(Stored data)
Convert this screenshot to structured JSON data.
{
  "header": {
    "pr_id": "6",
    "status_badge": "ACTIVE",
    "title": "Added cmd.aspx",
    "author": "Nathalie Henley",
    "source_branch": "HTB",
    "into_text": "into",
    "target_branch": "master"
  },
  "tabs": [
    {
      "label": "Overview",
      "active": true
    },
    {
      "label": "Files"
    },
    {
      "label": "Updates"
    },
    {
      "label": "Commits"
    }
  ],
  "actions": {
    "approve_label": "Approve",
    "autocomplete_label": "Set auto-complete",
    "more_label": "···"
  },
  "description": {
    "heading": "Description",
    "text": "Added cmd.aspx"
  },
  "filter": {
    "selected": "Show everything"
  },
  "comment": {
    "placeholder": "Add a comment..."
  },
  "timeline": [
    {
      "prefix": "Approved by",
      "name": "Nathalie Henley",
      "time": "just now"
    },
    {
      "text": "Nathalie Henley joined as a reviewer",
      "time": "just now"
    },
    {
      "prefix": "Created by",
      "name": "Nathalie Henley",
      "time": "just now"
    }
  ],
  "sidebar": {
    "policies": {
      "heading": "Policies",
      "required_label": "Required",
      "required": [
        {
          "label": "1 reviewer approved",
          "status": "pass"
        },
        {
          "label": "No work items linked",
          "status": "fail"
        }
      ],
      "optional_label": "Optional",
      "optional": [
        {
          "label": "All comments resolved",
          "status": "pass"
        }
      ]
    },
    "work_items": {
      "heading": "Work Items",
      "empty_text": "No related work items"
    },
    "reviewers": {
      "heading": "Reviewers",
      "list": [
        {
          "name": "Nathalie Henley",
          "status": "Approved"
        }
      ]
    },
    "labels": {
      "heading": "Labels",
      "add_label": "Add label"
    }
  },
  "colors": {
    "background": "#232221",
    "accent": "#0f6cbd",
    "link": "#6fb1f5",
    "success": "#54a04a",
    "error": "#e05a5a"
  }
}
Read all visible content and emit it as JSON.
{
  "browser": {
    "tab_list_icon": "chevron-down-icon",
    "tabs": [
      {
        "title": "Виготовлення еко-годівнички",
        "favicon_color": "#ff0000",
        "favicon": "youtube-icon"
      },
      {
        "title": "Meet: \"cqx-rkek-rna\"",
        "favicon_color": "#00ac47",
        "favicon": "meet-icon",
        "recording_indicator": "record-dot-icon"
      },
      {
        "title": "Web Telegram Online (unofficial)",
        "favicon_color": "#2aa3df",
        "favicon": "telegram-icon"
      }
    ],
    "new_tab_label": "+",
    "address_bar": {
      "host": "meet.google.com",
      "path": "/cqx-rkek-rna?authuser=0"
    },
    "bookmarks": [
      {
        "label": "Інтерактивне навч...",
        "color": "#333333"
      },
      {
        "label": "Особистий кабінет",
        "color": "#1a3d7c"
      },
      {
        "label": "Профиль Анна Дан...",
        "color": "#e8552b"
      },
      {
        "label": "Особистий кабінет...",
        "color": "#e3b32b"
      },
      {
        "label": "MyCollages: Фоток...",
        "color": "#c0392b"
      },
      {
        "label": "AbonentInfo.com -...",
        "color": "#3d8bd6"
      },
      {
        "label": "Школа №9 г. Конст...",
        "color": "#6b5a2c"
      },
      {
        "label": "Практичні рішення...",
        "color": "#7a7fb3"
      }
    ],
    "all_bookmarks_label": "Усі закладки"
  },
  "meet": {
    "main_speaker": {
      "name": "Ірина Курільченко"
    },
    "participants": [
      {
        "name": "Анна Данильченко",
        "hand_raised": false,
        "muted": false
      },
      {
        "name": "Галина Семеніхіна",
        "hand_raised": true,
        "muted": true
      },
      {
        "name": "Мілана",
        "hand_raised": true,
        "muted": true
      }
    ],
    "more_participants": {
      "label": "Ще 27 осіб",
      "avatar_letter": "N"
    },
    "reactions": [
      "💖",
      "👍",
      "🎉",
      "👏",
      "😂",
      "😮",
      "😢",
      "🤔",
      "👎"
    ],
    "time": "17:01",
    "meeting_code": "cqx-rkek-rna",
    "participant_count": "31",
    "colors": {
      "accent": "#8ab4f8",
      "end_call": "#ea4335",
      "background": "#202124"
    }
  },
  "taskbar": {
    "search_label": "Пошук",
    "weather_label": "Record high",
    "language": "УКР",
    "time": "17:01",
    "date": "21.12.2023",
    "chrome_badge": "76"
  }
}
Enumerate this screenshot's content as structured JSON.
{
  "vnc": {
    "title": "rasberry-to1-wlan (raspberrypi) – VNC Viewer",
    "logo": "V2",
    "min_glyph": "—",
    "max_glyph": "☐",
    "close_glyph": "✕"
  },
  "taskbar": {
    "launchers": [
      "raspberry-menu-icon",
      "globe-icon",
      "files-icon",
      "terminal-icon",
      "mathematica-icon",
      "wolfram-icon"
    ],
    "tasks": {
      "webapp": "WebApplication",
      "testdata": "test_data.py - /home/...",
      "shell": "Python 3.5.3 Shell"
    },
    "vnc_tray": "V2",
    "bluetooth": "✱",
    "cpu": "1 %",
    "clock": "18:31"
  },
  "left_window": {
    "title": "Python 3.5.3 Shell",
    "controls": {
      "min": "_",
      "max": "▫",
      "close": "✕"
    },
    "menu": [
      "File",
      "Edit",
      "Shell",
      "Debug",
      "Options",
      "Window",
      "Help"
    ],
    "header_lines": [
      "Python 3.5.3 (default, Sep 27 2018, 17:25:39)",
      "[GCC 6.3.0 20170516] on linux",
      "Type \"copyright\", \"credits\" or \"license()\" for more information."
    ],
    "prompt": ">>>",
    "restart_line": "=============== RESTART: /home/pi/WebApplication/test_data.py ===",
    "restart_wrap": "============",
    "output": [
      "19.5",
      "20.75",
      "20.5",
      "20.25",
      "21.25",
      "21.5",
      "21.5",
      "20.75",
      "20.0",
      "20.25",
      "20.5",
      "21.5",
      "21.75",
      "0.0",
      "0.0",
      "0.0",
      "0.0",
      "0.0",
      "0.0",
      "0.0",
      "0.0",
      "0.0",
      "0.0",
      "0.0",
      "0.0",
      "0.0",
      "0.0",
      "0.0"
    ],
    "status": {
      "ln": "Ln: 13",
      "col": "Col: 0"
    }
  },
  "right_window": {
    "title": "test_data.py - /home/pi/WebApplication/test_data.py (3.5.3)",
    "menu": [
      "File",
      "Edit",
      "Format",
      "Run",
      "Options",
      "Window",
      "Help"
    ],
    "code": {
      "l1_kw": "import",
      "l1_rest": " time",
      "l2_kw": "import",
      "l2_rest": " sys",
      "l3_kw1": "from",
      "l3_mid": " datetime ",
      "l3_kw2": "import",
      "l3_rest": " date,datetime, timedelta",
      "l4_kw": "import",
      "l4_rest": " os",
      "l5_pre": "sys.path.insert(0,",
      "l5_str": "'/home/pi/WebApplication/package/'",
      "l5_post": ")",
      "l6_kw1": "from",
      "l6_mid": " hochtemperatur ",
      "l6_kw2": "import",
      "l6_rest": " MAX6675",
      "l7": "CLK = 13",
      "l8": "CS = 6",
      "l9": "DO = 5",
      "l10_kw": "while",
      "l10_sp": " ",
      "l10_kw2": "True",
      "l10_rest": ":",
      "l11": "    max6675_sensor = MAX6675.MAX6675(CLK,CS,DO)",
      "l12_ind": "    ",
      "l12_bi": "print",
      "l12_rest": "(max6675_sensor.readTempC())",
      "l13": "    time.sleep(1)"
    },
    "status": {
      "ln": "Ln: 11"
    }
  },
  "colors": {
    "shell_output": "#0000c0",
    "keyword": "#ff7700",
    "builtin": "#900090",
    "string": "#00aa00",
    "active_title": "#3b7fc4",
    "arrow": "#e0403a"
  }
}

> [Given instruction] Copy each line of the data above without altering a single character.

> [Complete response]
Convert this screenshot to structured JSON data.
{
  "header": {
    "pr_id": "6",
    "status_badge": "ACTIVE",
    "title": "Added cmd.aspx",
    "author": "Nathalie Henley",
    "source_branch": "HTB",
    "into_text": "into",
    "target_branch": "master"
  },
  "tabs": [
    {
      "label": "Overview",
      "active": true
    },
    {
      "label": "Files"
    },
    {
      "label": "Updates"
    },
    {
      "label": "Commits"
    }
  ],
  "actions": {
    "approve_label": "Approve",
    "autocomplete_label": "Set auto-complete",
    "more_label": "···"
  },
  "description": {
    "heading": "Description",
    "text": "Added cmd.aspx"
  },
  "filter": {
    "selected": "Show everything"
  },
  "comment": {
    "placeholder": "Add a comment..."
  },
  "timeline": [
    {
      "prefix": "Approved by",
      "name": "Nathalie Henley",
      "time": "just now"
    },
    {
      "text": "Nathalie Henley joined as a reviewer",
      "time": "just now"
    },
    {
      "prefix": "Created by",
      "name": "Nathalie Henley",
      "time": "just now"
    }
  ],
  "sidebar": {
    "policies": {
      "heading": "Policies",
      "required_label": "Required",
      "required": [
        {
          "label": "1 reviewer approved",
          "status": "pass"
        },
        {
          "label": "No work items linked",
          "status": "fail"
        }
      ],
      "optional_label": "Optional",
      "optional": [
        {
          "label": "All comments resolved",
          "status": "pass"
        }
      ]
    },
    "work_items": {
      "heading": "Work Items",
      "empty_text": "No related work items"
    },
    "reviewers": {
      "heading": "Reviewers",
      "list": [
        {
          "name": "Nathalie Henley",
          "status": "Approved"
        }
      ]
    },
    "labels": {
      "heading": "Labels",
      "add_label": "Add label"
    }
  },
  "colors": {
    "background": "#232221",
    "accent": "#0f6cbd",
    "link": "#6fb1f5",
    "success": "#54a04a",
    "error": "#e05a5a"
  }
}
Read all visible content and emit it as JSON.
{
  "browser": {
    "tab_list_icon": "chevron-down-icon",
    "tabs": [
      {
        "title": "Виготовлення еко-годівнички",
        "favicon_color": "#ff0000",
        "favicon": "youtube-icon"
      },
      {
        "title": "Meet: \"cqx-rkek-rna\"",
        "favicon_color": "#00ac47",
        "favicon": "meet-icon",
        "recording_indicator": "record-dot-icon"
      },
      {
        "title": "Web Telegram Online (unofficial)",
        "favicon_color": "#2aa3df",
        "favicon": "telegram-icon"
      }
    ],
    "new_tab_label": "+",
    "address_bar": {
      "host": "meet.google.com",
      "path": "/cqx-rkek-rna?authuser=0"
    },
    "bookmarks": [
      {
        "label": "Інтерактивне навч...",
        "color": "#333333"
      },
      {
        "label": "Особистий кабінет",
        "color": "#1a3d7c"
      },
      {
        "label": "Профиль Анна Дан...",
        "color": "#e8552b"
      },
      {
        "label": "Особистий кабінет...",
        "color": "#e3b32b"
      },
      {
        "label": "MyCollages: Фоток...",
        "color": "#c0392b"
      },
      {
        "label": "AbonentInfo.com -...",
        "color": "#3d8bd6"
      },
      {
        "label": "Школа №9 г. Конст...",
        "color": "#6b5a2c"
      },
      {
        "label": "Практичні рішення...",
        "color": "#7a7fb3"
      }
    ],
    "all_bookmarks_label": "Усі закладки"
  },
  "meet": {
    "main_speaker": {
      "name": "Ірина Курільченко"
    },
    "participants": [
      {
        "name": "Анна Данильченко",
        "hand_raised": false,
        "muted": false
      },
      {
        "name": "Галина Семеніхіна",
        "hand_raised": true,
        "muted": true
      },
      {
        "name": "Мілана",
        "hand_raised": true,
        "muted": true
      }
    ],
    "more_participants": {
      "label": "Ще 27 осіб",
      "avatar_letter": "N"
    },
    "reactions": [
      "💖",
      "👍",
      "🎉",
      "👏",
      "😂",
      "😮",
      "😢",
      "🤔",
      "👎"
    ],
    "time": "17:01",
    "meeting_code": "cqx-rkek-rna",
    "participant_count": "31",
    "colors": {
      "accent": "#8ab4f8",
      "end_call": "#ea4335",
      "background": "#202124"
    }
  },
  "taskbar": {
    "search_label": "Пошук",
    "weather_label": "Record high",
    "language": "УКР",
    "time": "17:01",
    "date": "21.12.2023",
    "chrome_badge": "76"
  }
}
Enumerate this screenshot's content as structured JSON.
{
  "vnc": {
    "title": "rasberry-to1-wlan (raspberrypi) – VNC Viewer",
    "logo": "V2",
    "min_glyph": "—",
    "max_glyph": "☐",
    "close_glyph": "✕"
  },
  "taskbar": {
    "launchers": [
      "raspberry-menu-icon",
      "globe-icon",
      "files-icon",
      "terminal-icon",
      "mathematica-icon",
      "wolfram-icon"
    ],
    "tasks": {
      "webapp": "WebApplication",
      "testdata": "test_data.py - /home/...",
      "shell": "Python 3.5.3 Shell"
    },
    "vnc_tray": "V2",
    "bluetooth": "✱",
    "cpu": "1 %",
    "clock": "18:31"
  },
  "left_window": {
    "title": "Python 3.5.3 Shell",
    "controls": {
      "min": "_",
      "max": "▫",
      "close": "✕"
    },
    "menu": [
      "File",
      "Edit",
      "Shell",
      "Debug",
      "Options",
      "Window",
      "Help"
    ],
    "header_lines": [
      "Python 3.5.3 (default, Sep 27 2018, 17:25:39)",
      "[GCC 6.3.0 20170516] on linux",
      "Type \"copyright\", \"credits\" or \"license()\" for more information."
    ],
    "prompt": ">>>",
    "restart_line": "=============== RESTART: /home/pi/WebApplication/test_data.py ===",
    "restart_wrap": "============",
    "output": [
      "19.5",
      "20.75",
      "20.5",
      "20.25",
      "21.25",
      "21.5",
      "21.5",
      "20.75",
      "20.0",
      "20.25",
      "20.5",
      "21.5",
      "21.75",
      "0.0",
      "0.0",
      "0.0",
      "0.0",
      "0.0",
      "0.0",
      "0.0",
      "0.0",
      "0.0",
      "0.0",
      "0.0",
      "0.0",
      "0.0",
      "0.0",
      "0.0"
    ],
    "status": {
      "ln": "Ln: 13",
      "col": "Col: 0"
    }
  },
  "right_window": {
    "title": "test_data.py - /home/pi/WebApplication/test_data.py (3.5.3)",
    "menu": [
      "File",
      "Edit",
      "Format",
      "Run",
      "Options",
      "Window",
      "Help"
    ],
    "code": {
      "l1_kw": "import",
      "l1_rest": " time",
      "l2_kw": "import",
      "l2_rest": " sys",
      "l3_kw1": "from",
      "l3_mid": " datetime ",
      "l3_kw2": "import",
      "l3_rest": " date,datetime, timedelta",
      "l4_kw": "import",
      "l4_rest": " os",
      "l5_pre": "sys.path.insert(0,",
      "l5_str": "'/home/pi/WebApplication/package/'",
      "l5_post": ")",
      "l6_kw1": "from",
      "l6_mid": " hochtemperatur ",
      "l6_kw2": "import",
      "l6_rest": " MAX6675",
      "l7": "CLK = 13",
      "l8": "CS = 6",
      "l9": "DO = 5",
      "l10_kw": "while",
      "l10_sp": " ",
      "l10_kw2": "True",
      "l10_rest": ":",
      "l11": "    max6675_sensor = MAX6675.MAX6675(CLK,CS,DO)",
      "l12_ind": "    ",
      "l12_bi": "print",
      "l12_rest": "(max6675_sensor.readTempC())",
      "l13": "    time.sleep(1)"
    },
    "status": {
      "ln": "Ln: 11"
    }
  },
  "colors": {
    "shell_output": "#0000c0",
    "keyword": "#ff7700",
    "builtin": "#900090",
    "string": "#00aa00",
    "active_title": "#3b7fc4",
    "arrow": "#e0403a"
  }
}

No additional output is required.